- _DIRECTIONS FOR THIS TASK_
Only the number is wanted: how many lines contain "ylabel"?

- _SUPPLIED MATERIAL_
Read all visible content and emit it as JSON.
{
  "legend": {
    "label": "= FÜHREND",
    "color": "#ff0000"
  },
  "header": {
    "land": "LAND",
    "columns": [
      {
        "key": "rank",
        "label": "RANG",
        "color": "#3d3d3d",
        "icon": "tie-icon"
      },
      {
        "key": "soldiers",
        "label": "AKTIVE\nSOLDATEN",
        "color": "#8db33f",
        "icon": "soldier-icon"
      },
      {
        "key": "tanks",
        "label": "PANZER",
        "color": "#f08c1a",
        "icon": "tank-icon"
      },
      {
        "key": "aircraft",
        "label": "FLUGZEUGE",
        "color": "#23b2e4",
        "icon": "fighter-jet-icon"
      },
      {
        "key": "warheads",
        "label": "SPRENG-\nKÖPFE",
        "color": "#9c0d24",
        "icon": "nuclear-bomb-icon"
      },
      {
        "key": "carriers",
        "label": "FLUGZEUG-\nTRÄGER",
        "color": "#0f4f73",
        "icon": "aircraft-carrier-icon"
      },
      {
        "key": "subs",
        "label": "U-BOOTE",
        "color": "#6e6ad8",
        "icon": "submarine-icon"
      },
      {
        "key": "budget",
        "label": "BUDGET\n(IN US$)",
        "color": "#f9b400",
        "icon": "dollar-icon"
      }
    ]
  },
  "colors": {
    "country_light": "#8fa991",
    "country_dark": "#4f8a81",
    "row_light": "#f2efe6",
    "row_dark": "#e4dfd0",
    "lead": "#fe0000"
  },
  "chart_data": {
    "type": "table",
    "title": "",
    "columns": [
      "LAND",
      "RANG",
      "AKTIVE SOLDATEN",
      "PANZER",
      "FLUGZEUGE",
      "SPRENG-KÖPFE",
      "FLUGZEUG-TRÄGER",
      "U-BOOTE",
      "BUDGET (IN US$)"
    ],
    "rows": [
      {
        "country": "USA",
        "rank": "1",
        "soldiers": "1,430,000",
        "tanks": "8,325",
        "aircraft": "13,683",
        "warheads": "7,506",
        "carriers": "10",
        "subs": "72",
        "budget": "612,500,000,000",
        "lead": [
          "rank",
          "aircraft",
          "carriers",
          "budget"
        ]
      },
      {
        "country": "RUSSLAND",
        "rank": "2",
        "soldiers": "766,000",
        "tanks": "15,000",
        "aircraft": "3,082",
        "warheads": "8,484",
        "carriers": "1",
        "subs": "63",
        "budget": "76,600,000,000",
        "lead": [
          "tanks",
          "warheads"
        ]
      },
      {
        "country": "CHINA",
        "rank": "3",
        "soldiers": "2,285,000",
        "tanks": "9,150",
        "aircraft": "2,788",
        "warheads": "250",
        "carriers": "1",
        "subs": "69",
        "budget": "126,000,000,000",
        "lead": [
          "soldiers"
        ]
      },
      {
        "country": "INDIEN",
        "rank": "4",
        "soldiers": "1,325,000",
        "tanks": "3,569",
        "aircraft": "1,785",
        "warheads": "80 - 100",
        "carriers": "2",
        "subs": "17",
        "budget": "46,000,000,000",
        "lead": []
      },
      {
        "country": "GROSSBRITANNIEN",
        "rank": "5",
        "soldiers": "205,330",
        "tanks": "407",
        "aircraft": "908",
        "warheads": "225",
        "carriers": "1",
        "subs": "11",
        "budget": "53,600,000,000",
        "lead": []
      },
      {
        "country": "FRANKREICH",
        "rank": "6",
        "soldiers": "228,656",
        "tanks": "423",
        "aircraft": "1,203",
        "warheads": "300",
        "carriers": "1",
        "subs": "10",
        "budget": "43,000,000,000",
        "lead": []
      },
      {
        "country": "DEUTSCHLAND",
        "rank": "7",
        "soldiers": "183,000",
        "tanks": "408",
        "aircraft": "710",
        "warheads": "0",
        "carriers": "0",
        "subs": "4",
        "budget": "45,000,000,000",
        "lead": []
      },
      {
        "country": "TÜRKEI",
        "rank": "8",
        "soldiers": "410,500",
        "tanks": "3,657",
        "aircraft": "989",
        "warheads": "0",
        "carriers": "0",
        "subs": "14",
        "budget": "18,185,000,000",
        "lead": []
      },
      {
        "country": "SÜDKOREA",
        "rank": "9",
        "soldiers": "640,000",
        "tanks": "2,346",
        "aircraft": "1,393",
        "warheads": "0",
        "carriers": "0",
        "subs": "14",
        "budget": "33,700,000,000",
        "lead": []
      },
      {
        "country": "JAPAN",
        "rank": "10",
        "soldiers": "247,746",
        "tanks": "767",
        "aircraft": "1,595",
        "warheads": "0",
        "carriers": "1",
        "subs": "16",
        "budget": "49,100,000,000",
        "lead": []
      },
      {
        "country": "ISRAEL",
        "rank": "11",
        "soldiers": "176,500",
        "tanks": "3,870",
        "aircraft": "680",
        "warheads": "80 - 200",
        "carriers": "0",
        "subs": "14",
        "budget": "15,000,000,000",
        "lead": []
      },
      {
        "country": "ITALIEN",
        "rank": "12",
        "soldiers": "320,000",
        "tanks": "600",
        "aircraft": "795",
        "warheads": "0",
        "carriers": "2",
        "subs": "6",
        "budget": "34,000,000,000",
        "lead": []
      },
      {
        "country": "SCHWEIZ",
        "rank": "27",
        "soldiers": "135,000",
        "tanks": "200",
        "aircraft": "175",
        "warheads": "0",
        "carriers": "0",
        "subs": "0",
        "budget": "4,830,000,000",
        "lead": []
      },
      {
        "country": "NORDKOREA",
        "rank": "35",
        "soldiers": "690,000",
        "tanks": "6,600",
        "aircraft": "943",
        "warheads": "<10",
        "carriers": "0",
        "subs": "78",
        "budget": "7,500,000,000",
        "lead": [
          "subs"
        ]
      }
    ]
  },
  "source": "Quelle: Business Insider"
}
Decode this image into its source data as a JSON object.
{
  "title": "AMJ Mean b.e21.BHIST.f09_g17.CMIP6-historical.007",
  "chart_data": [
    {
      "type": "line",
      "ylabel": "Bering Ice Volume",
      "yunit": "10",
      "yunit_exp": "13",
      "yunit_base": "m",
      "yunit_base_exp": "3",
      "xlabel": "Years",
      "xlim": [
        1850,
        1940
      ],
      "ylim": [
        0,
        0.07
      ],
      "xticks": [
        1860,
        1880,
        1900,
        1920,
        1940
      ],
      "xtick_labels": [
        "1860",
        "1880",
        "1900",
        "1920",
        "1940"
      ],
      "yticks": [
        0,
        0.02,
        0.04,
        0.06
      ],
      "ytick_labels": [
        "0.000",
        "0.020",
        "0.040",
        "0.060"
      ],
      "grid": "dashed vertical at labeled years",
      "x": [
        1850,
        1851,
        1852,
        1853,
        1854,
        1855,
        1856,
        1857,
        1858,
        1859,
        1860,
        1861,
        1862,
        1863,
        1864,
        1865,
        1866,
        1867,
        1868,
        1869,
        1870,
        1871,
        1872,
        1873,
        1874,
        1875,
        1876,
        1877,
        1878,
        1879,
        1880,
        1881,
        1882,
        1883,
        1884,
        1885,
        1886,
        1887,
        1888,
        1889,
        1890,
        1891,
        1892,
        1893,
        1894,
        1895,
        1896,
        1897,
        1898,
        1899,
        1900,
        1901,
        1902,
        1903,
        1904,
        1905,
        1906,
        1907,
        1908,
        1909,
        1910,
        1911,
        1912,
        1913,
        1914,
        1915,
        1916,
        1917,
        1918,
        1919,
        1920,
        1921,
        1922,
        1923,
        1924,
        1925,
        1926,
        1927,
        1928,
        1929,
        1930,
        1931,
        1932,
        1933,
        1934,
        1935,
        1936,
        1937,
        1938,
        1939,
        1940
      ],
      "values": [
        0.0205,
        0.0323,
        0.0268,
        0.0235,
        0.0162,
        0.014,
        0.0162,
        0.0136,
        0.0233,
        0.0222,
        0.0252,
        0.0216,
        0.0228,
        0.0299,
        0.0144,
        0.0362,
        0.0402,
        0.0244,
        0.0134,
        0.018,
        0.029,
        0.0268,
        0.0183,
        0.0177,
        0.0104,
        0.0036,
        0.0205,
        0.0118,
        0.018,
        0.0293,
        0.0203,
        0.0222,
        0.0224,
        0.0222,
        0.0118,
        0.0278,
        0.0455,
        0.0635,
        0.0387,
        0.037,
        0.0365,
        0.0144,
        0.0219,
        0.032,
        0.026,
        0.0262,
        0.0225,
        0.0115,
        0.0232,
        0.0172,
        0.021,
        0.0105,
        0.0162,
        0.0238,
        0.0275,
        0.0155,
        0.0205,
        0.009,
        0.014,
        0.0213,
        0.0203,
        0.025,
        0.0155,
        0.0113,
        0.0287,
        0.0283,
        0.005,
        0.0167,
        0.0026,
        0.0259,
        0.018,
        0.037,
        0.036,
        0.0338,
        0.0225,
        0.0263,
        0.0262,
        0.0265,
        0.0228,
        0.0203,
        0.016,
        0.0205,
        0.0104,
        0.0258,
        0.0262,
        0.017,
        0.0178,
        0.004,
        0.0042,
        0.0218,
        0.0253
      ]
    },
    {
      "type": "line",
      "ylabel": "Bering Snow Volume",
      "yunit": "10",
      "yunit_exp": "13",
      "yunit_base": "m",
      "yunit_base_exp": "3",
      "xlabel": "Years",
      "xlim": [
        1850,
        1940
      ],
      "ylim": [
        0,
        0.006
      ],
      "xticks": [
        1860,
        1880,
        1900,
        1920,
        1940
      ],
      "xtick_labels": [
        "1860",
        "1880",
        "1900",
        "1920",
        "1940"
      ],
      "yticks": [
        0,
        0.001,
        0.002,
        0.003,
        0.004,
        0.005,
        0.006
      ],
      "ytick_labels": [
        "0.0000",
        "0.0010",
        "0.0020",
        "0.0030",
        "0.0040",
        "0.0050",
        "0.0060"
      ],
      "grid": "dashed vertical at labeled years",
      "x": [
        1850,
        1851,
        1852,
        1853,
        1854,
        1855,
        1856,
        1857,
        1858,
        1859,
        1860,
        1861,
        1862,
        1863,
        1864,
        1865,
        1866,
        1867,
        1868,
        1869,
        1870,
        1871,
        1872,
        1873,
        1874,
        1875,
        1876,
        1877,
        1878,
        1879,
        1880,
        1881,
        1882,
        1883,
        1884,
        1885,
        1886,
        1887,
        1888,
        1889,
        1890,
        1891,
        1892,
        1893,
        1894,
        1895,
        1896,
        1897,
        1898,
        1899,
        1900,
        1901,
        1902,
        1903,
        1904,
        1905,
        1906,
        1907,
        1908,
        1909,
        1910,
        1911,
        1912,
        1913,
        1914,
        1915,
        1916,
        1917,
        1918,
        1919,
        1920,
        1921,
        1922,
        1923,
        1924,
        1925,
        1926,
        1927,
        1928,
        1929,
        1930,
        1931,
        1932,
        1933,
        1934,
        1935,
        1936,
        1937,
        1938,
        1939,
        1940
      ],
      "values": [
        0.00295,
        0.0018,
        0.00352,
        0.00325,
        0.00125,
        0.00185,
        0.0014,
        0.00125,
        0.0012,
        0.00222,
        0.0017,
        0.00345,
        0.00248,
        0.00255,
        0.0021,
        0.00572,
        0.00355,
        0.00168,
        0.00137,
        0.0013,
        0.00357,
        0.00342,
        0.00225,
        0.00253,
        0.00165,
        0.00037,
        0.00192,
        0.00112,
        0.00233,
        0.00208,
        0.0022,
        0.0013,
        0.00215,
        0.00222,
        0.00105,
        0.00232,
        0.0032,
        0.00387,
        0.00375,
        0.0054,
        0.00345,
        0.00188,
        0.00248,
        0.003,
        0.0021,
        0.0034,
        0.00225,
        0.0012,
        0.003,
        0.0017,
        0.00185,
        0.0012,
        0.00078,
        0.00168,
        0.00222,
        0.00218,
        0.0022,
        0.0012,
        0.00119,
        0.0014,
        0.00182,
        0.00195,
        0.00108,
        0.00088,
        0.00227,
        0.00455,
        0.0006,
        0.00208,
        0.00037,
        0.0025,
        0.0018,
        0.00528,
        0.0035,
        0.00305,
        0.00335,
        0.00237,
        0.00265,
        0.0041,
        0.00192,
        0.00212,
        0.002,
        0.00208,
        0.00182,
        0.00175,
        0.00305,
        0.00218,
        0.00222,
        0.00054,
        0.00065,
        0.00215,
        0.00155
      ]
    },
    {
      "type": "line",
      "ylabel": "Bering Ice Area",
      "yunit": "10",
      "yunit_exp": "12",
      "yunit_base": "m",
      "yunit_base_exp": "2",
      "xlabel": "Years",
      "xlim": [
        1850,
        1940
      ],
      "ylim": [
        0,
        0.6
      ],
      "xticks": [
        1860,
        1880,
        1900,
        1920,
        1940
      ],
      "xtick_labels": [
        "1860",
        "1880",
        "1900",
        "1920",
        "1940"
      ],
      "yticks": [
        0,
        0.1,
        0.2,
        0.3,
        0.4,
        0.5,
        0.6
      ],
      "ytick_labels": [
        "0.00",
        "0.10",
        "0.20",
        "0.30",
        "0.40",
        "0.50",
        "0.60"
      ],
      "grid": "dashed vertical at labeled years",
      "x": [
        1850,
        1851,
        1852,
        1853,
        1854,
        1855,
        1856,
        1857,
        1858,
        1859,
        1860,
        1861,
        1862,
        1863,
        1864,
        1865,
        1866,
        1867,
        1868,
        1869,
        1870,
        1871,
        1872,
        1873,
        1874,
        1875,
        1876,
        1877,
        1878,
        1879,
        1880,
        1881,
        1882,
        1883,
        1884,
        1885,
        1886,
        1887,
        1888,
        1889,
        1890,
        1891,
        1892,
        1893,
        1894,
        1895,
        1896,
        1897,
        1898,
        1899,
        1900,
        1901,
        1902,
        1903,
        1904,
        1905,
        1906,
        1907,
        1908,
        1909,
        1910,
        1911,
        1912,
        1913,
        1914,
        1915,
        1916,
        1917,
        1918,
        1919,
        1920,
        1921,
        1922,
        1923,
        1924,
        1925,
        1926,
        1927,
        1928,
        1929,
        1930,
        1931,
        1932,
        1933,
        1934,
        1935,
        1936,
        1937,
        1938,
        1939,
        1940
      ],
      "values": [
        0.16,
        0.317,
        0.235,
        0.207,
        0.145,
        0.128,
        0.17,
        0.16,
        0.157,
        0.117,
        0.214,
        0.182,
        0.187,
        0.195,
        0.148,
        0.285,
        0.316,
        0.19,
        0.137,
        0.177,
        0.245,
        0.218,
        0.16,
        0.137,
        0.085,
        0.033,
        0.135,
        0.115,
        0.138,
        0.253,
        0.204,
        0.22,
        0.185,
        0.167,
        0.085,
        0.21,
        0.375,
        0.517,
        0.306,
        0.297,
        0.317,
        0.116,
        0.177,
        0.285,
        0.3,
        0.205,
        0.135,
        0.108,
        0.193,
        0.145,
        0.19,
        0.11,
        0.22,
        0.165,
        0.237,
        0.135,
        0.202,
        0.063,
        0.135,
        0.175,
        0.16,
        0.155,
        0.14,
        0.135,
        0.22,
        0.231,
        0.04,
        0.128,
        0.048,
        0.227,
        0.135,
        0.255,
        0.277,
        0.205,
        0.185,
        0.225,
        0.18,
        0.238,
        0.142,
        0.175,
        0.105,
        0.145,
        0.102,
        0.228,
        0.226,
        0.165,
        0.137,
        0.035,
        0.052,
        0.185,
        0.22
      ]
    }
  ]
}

- _TASK ANSWER_
3